'''

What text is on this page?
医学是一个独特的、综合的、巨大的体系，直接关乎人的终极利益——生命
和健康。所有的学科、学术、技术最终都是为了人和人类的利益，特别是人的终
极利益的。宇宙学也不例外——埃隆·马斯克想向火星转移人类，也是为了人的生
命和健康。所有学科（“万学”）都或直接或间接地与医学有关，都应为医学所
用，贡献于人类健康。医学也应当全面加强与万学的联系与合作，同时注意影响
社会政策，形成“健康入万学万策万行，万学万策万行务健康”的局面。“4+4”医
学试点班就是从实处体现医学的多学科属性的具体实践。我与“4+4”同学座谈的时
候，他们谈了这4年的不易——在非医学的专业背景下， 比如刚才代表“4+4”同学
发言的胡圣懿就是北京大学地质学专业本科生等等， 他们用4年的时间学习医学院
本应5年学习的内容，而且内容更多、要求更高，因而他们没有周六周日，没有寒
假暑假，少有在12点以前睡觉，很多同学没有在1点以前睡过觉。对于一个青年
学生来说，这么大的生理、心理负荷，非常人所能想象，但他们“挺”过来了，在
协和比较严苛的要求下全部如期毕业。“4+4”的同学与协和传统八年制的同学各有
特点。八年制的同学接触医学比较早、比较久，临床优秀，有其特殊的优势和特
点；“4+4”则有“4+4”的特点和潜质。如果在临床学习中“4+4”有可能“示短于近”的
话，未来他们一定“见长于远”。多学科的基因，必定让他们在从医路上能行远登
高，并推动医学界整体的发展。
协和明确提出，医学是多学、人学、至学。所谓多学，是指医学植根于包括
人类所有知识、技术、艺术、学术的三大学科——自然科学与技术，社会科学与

'''

What is required: Take the material above and return all of it exactly.

Expected answer:
What text is on this page?
医学是一个独特的、综合的、巨大的体系，直接关乎人的终极利益——生命
和健康。所有的学科、学术、技术最终都是为了人和人类的利益，特别是人的终
极利益的。宇宙学也不例外——埃隆·马斯克想向火星转移人类，也是为了人的生
命和健康。所有学科（“万学”）都或直接或间接地与医学有关，都应为医学所
用，贡献于人类健康。医学也应当全面加强与万学的联系与合作，同时注意影响
社会政策，形成“健康入万学万策万行，万学万策万行务健康”的局面。“4+4”医
学试点班就是从实处体现医学的多学科属性的具体实践。我与“4+4”同学座谈的时
候，他们谈了这4年的不易——在非医学的专业背景下， 比如刚才代表“4+4”同学
发言的胡圣懿就是北京大学地质学专业本科生等等， 他们用4年的时间学习医学院
本应5年学习的内容，而且内容更多、要求更高，因而他们没有周六周日，没有寒
假暑假，少有在12点以前睡觉，很多同学没有在1点以前睡过觉。对于一个青年
学生来说，这么大的生理、心理负荷，非常人所能想象，但他们“挺”过来了，在
协和比较严苛的要求下全部如期毕业。“4+4”的同学与协和传统八年制的同学各有
特点。八年制的同学接触医学比较早、比较久，临床优秀，有其特殊的优势和特
点；“4+4”则有“4+4”的特点和潜质。如果在临床学习中“4+4”有可能“示短于近”的
话，未来他们一定“见长于远”。多学科的基因，必定让他们在从医路上能行远登
高，并推动医学界整体的发展。
协和明确提出，医学是多学、人学、至学。所谓多学，是指医学植根于包括
人类所有知识、技术、艺术、学术的三大学科——自然科学与技术，社会科学与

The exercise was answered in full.